=== Task instructions ===
Each record below must be returned exactly as shown.

begin Dataset excerpts

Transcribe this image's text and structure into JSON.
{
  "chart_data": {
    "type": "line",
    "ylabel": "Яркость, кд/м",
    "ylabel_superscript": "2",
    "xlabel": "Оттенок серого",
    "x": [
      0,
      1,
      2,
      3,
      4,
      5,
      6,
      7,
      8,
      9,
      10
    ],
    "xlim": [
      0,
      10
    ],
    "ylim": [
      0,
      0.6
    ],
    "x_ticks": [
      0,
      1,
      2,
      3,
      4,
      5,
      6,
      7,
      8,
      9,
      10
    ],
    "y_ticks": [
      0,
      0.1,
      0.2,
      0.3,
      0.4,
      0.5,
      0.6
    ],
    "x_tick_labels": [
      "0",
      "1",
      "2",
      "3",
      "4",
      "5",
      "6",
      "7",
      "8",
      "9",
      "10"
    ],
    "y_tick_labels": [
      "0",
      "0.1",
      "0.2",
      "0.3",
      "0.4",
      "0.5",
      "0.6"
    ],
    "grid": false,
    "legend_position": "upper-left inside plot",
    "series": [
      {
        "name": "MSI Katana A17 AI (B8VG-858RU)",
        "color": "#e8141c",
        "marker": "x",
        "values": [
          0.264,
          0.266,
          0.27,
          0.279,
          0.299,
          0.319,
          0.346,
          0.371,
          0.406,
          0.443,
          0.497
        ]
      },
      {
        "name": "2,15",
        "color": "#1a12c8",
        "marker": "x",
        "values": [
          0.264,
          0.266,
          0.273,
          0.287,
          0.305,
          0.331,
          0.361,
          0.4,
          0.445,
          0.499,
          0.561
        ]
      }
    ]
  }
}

end Dataset excerpts

=== Result for this exercise ===
Transcribe this image's text and structure into JSON.
{
  "chart_data": {
    "type": "line",
    "ylabel": "Яркость, кд/м",
    "ylabel_superscript": "2",
    "xlabel": "Оттенок серого",
    "x": [
      0,
      1,
      2,
      3,
      4,
      5,
      6,
      7,
      8,
      9,
      10
    ],
    "xlim": [
      0,
      10
    ],
    "ylim": [
      0,
      0.6
    ],
    "x_ticks": [
      0,
      1,
      2,
      3,
      4,
      5,
      6,
      7,
      8,
      9,
      10
    ],
    "y_ticks": [
      0,
      0.1,
      0.2,
      0.3,
      0.4,
      0.5,
      0.6
    ],
    "x_tick_labels": [
      "0",
      "1",
      "2",
      "3",
      "4",
      "5",
      "6",
      "7",
      "8",
      "9",
      "10"
    ],
    "y_tick_labels": [
      "0",
      "0.1",
      "0.2",
      "0.3",
      "0.4",
      "0.5",
      "0.6"
    ],
    "grid": false,
    "legend_position": "upper-left inside plot",
    "series": [
      {
        "name": "MSI Katana A17 AI (B8VG-858RU)",
        "color": "#e8141c",
        "marker": "x",
        "values": [
          0.264,
          0.266,
          0.27,
          0.279,
          0.299,
          0.319,
          0.346,
          0.371,
          0.406,
          0.443,
          0.497
        ]
      },
      {
        "name": "2,15",
        "color": "#1a12c8",
        "marker": "x",
        "values": [
          0.264,
          0.266,
          0.273,
          0.287,
          0.305,
          0.331,
          0.361,
          0.4,
          0.445,
          0.499,
          0.561
        ]
      }
    ]
  }
}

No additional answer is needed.